Aligning timers with cross origin isolation restrictions
Before version 91, timer resolutions in Chrome were restricted to 5 microseconds on desktop, where site-isolation is enabled, and to 100 microseconds on Android, where it's not.
Starting from version 91, following a specification change, Chrome will be restricting the resolution of explicit timers (performance.now()
, performance.timeOrigin
, and other performance APIs that expose DOMHighResTimestamps
) to 100 microseconds across platforms. By enabling cross-origin isolation, websites can relax the restriction to 5 microseconds regardless of platform.
A microsecond is one millionth of a second (0.000001 seconds). Therefore, 5 microseconds is 0.000005 seconds.
Gaining more powerful capabilities by enabling cross-origin isolation is a similar approach posed on SharedArrayBuffer
. Cross-origin isolation is a state where a web page is isolated from other origins except ones that opted-in.
Do I need to do something about it?
Probably not. performance.now()
has been limited to significantly more coarse resolutions in other browsers (for example, 1 millisecond = 0.001 seconds), so you shouldn't have relied on the current resolution anyway.
At the same time, if you wish to benefit from higher resolution for your timers, for example for more accurate performance measurements, you would need to make sure your site is cross-origin isolated. That would provide you with better resolution both in Chrome and other Chromium based browsers, as well as Firefox.
What do timers have to do with cross-origin isolation?
Browser vendors decided to limit the timers to more coarse resolutions (as well as the availability of SharedArrayBuffers which can be used as implicit timers) when Spectre was discovered. This is because Spectre, and similar speculative execution attacks, rely on timers to measure the time certain operations take, then guess the contents of the process' memory.
While speculative execution attacks can be executed with coarse timers, high-resolution timers can speed them up. Chrome used its site-isolation architecture, as well as other mechanisms, to mitigate the risk and re-enabled those functionalities, but it is limited to desktop platforms and Chromium browsers only. Having APIs relying on the underlying browser architecture isn't really ideal.
Cross-origin isolation provides the standard baseline for browsers to run pages in an isolated environment such that they are unable to load unwilling cross-origin resources, and therefore, are not at risk for Spectre. With cross-origin isolation, we can now allow pages to access high-resolution timers, SharedArrayBuffer
, and other APIs that are unsafe to expose in processes that can read arbitrary cross-origin data.

• [PROBLEM] List every distinct timer resolution given in the text on Chrome timers and cross-origin isolation.

Dataset excerpts:
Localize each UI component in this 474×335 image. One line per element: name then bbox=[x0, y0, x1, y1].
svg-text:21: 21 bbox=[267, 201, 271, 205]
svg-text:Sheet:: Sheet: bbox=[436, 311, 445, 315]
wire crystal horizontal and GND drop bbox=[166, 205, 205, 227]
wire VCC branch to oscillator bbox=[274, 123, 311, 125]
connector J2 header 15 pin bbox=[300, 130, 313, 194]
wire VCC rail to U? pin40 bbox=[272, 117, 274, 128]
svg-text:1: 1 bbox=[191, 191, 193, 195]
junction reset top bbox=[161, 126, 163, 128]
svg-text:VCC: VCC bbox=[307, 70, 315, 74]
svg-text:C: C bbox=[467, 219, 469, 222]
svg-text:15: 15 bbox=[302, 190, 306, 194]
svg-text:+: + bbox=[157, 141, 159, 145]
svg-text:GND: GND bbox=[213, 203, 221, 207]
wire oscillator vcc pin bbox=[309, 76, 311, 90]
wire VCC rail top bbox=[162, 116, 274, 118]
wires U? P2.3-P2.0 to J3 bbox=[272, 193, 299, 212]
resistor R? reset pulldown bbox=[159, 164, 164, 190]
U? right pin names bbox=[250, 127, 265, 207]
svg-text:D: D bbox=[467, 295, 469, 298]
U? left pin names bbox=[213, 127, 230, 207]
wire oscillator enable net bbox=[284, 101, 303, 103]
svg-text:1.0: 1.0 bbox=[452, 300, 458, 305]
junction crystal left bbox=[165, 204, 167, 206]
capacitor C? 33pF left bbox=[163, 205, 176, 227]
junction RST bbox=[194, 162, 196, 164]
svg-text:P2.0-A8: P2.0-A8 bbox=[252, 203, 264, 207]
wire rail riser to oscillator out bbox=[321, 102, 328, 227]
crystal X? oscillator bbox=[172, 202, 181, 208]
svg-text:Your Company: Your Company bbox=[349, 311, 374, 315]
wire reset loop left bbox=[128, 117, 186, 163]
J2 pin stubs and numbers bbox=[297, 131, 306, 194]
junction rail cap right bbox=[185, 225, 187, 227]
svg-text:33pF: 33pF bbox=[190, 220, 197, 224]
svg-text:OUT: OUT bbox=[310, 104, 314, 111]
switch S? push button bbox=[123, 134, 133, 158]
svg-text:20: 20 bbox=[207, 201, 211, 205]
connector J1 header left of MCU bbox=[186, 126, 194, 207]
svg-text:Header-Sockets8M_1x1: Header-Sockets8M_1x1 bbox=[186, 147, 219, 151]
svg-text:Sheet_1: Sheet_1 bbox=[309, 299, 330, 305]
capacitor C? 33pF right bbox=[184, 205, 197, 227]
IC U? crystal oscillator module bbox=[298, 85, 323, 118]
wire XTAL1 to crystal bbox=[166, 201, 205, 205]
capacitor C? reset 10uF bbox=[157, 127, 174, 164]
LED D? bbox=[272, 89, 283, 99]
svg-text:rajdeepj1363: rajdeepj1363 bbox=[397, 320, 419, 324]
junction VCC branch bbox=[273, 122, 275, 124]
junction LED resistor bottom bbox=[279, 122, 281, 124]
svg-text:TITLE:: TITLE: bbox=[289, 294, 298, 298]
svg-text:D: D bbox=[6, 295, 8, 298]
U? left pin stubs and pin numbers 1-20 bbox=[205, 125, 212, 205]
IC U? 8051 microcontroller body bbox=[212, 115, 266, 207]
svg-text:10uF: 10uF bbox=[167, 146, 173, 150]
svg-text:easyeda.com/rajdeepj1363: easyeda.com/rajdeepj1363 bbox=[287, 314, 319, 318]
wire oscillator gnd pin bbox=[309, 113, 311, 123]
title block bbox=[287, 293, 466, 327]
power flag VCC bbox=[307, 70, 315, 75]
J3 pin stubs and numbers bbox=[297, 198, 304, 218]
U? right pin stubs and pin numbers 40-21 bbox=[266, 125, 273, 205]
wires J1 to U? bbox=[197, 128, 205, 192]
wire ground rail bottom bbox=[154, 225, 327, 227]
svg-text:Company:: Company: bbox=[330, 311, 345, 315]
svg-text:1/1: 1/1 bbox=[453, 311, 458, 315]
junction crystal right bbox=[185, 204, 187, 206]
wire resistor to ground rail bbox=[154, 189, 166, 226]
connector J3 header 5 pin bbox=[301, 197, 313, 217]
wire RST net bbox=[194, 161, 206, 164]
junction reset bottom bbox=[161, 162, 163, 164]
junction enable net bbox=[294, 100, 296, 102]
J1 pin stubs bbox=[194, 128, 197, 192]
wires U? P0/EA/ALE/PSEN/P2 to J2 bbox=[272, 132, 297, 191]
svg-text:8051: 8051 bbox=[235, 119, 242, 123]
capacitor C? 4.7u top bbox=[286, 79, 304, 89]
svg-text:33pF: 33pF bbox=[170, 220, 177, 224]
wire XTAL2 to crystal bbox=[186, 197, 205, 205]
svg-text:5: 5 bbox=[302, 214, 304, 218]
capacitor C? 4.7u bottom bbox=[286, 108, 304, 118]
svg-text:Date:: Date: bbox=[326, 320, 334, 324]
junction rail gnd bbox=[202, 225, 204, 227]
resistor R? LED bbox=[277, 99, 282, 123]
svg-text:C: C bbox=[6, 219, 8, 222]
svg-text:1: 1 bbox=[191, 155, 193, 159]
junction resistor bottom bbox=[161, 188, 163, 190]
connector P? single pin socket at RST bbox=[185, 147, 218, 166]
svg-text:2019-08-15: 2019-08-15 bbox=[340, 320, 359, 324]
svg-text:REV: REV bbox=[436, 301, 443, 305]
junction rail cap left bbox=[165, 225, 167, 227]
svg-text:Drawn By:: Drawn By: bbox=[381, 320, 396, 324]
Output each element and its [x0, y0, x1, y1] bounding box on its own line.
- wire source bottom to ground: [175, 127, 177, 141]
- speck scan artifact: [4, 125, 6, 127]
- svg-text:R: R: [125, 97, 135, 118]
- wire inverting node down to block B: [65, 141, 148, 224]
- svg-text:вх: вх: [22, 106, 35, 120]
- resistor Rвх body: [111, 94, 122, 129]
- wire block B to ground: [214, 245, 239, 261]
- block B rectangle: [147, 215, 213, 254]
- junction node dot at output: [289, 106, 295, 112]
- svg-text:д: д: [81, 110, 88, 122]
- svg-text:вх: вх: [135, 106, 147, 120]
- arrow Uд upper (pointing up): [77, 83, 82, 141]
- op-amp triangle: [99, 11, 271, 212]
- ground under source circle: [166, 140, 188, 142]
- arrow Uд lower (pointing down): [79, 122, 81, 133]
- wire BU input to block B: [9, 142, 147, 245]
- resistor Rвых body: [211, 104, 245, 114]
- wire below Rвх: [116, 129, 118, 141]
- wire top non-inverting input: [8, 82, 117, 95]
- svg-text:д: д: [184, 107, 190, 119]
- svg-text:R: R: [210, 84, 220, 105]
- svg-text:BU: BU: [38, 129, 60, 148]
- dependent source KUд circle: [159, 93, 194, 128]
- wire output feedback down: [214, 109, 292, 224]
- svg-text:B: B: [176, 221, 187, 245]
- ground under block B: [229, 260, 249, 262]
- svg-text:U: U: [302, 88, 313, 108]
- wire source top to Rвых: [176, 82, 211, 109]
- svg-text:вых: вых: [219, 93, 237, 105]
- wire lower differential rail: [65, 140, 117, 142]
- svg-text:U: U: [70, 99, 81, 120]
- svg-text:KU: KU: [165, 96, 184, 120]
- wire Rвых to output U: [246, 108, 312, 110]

• [EXERCISE SOLUTION] 5 microseconds, 100 microseconds, 1 millisecond